EXERCISE AIM:
From the entries below, gather every line containing the string "Ввод".

RECORDS PROVIDED:
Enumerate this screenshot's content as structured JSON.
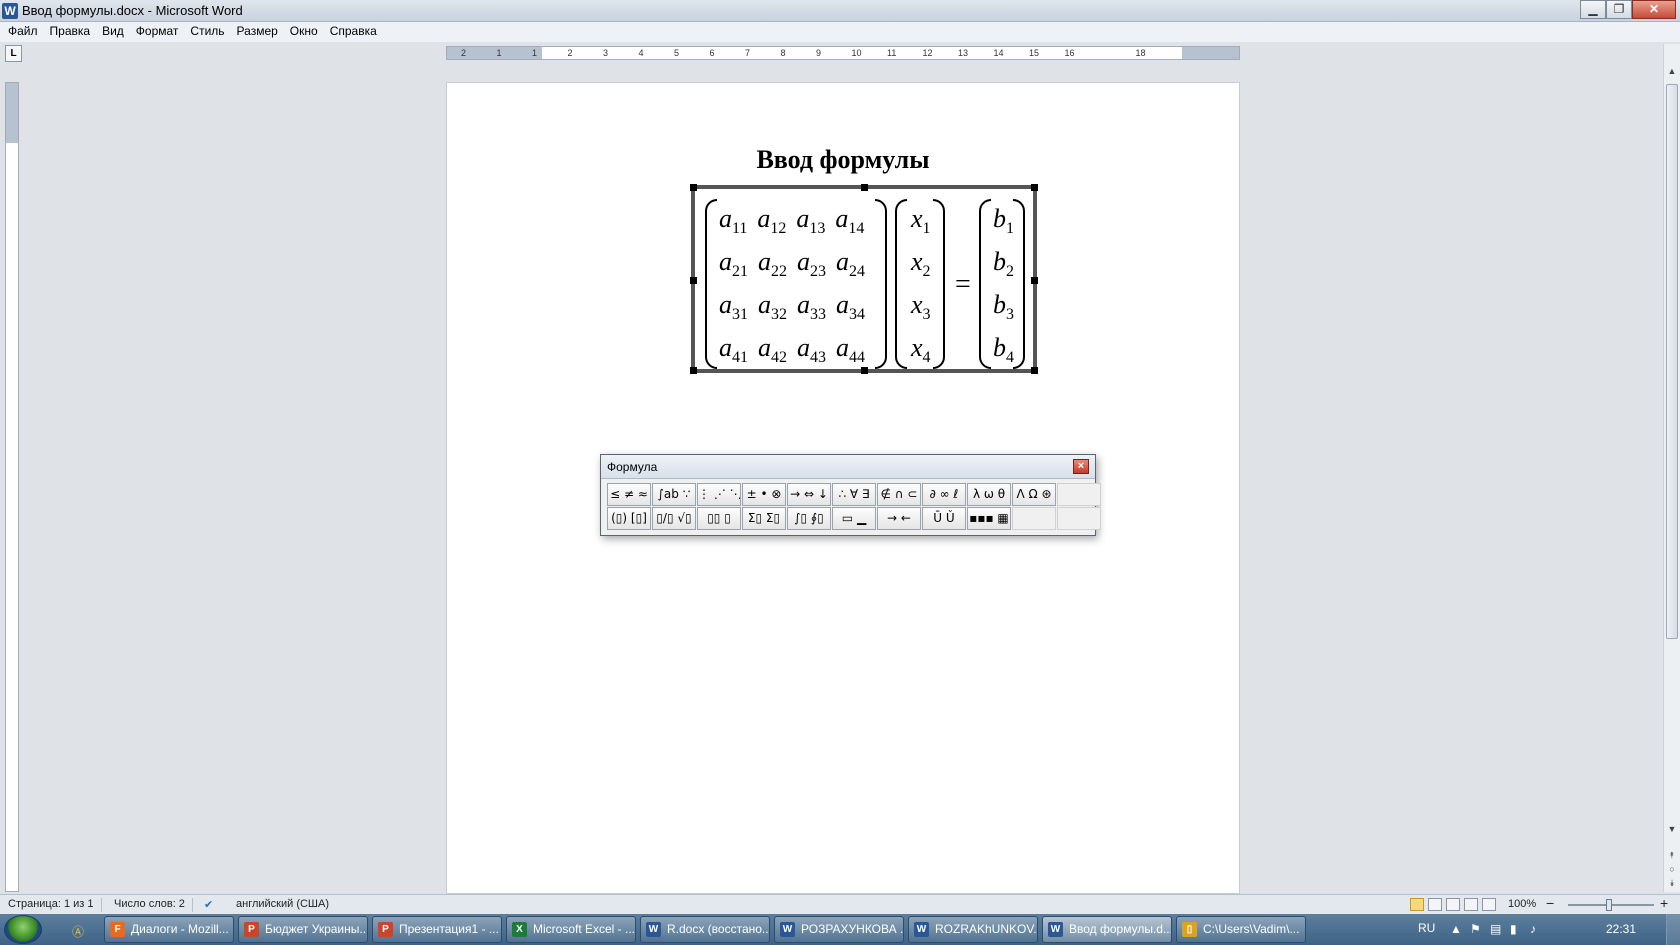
{
  "window": {
    "title": "Ввод формулы.docx - Microsoft Word",
    "background_title": "",
    "app_icon_letter": "W"
  },
  "menu": [
    "Файл",
    "Правка",
    "Вид",
    "Формат",
    "Стиль",
    "Размер",
    "Окно",
    "Справка"
  ],
  "ruler": {
    "corner_label": "L",
    "ticks": [
      "2",
      "1",
      "1",
      "2",
      "3",
      "4",
      "5",
      "6",
      "7",
      "8",
      "9",
      "10",
      "11",
      "12",
      "13",
      "14",
      "15",
      "16",
      "18"
    ]
  },
  "document": {
    "title": "Ввод формулы",
    "equation": {
      "matrix_a": [
        [
          [
            "a",
            "11"
          ],
          [
            "a",
            "12"
          ],
          [
            "a",
            "13"
          ],
          [
            "a",
            "14"
          ]
        ],
        [
          [
            "a",
            "21"
          ],
          [
            "a",
            "22"
          ],
          [
            "a",
            "23"
          ],
          [
            "a",
            "24"
          ]
        ],
        [
          [
            "a",
            "31"
          ],
          [
            "a",
            "32"
          ],
          [
            "a",
            "33"
          ],
          [
            "a",
            "34"
          ]
        ],
        [
          [
            "a",
            "41"
          ],
          [
            "a",
            "42"
          ],
          [
            "a",
            "43"
          ],
          [
            "a",
            "44"
          ]
        ]
      ],
      "vector_x": [
        [
          "x",
          "1"
        ],
        [
          "x",
          "2"
        ],
        [
          "x",
          "3"
        ],
        [
          "x",
          "4"
        ]
      ],
      "equals": "=",
      "vector_b": [
        [
          "b",
          "1"
        ],
        [
          "b",
          "2"
        ],
        [
          "b",
          "3"
        ],
        [
          "b",
          "4"
        ]
      ]
    }
  },
  "formula_toolbar": {
    "title": "Формула",
    "close_glyph": "×",
    "row1": [
      "≤ ≠ ≈",
      "∫ab ∵",
      "⋮ ⋰ ⋱",
      "± • ⊗",
      "→ ⇔ ↓",
      "∴ ∀ ∃",
      "∉ ∩ ⊂",
      "∂ ∞ ℓ",
      "λ ω θ",
      "Λ Ω ⊛",
      ""
    ],
    "row1_names": [
      "relations",
      "spaces-ellipses",
      "embellishments",
      "operators",
      "arrows",
      "logic",
      "set-theory",
      "misc-symbols",
      "greek-lower",
      "greek-upper",
      "empty"
    ],
    "row2": [
      "(▯) [▯]",
      "▯/▯ √▯",
      "▯▯ ▯",
      "Σ▯ Σ▯",
      "∫▯ ∮▯",
      "▭ ▁",
      "→ ←",
      "Ū Ǔ",
      "▪▪▪ ▦",
      "",
      ""
    ],
    "row2_names": [
      "fences",
      "fractions-radicals",
      "subscripts-superscripts",
      "summations",
      "integrals",
      "underbars-overbars",
      "labeled-arrows",
      "products-sets",
      "matrices",
      "empty",
      "empty"
    ]
  },
  "status": {
    "page": "Страница: 1 из 1",
    "words": "Число слов: 2",
    "language": "английский (США)",
    "zoom": "100%",
    "zoom_minus": "−",
    "zoom_plus": "+"
  },
  "taskbar": {
    "tasks": [
      {
        "label": "Диалоги - Mozill...",
        "icon": "firefox",
        "color": "#e66a1f",
        "letter": "F",
        "active": false
      },
      {
        "label": "Бюджет Украины...",
        "icon": "powerpoint",
        "color": "#c8462b",
        "letter": "P",
        "active": false
      },
      {
        "label": "Презентация1 - ...",
        "icon": "powerpoint",
        "color": "#c8462b",
        "letter": "P",
        "active": false
      },
      {
        "label": "Microsoft Excel - ...",
        "icon": "excel",
        "color": "#1e7b3c",
        "letter": "X",
        "active": false
      },
      {
        "label": "R.docx (восстано...",
        "icon": "word",
        "color": "#2b5797",
        "letter": "W",
        "active": false
      },
      {
        "label": "РОЗРАХУНКОВА ...",
        "icon": "word",
        "color": "#2b5797",
        "letter": "W",
        "active": false
      },
      {
        "label": "ROZRAKhUNKOV...",
        "icon": "word",
        "color": "#2b5797",
        "letter": "W",
        "active": false
      },
      {
        "label": "Ввод формулы.d...",
        "icon": "word",
        "color": "#2b5797",
        "letter": "W",
        "active": true
      },
      {
        "label": "C:\\Users\\Vadim\\...",
        "icon": "folder",
        "color": "#d9a520",
        "letter": "▯",
        "active": false
      }
    ],
    "language": "RU",
    "clock": "22:31"
  }
}
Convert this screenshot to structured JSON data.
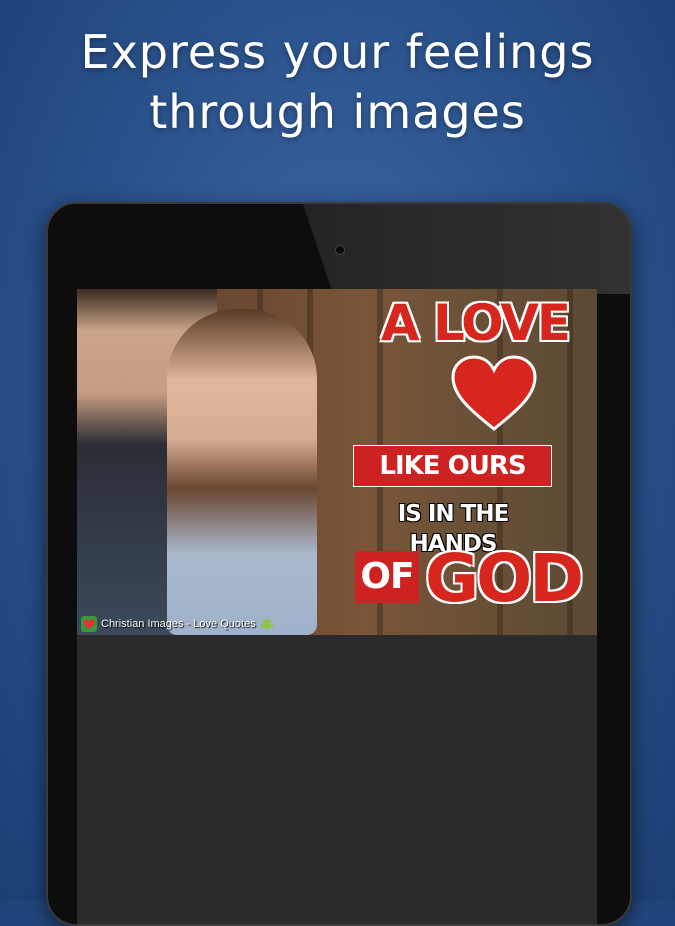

FULL RESPONSE:
    "title": "Ввод формулы.docx - Microsoft Word",
    "title": "Ввод формулы",
        "label": "Ввод формулы.d...",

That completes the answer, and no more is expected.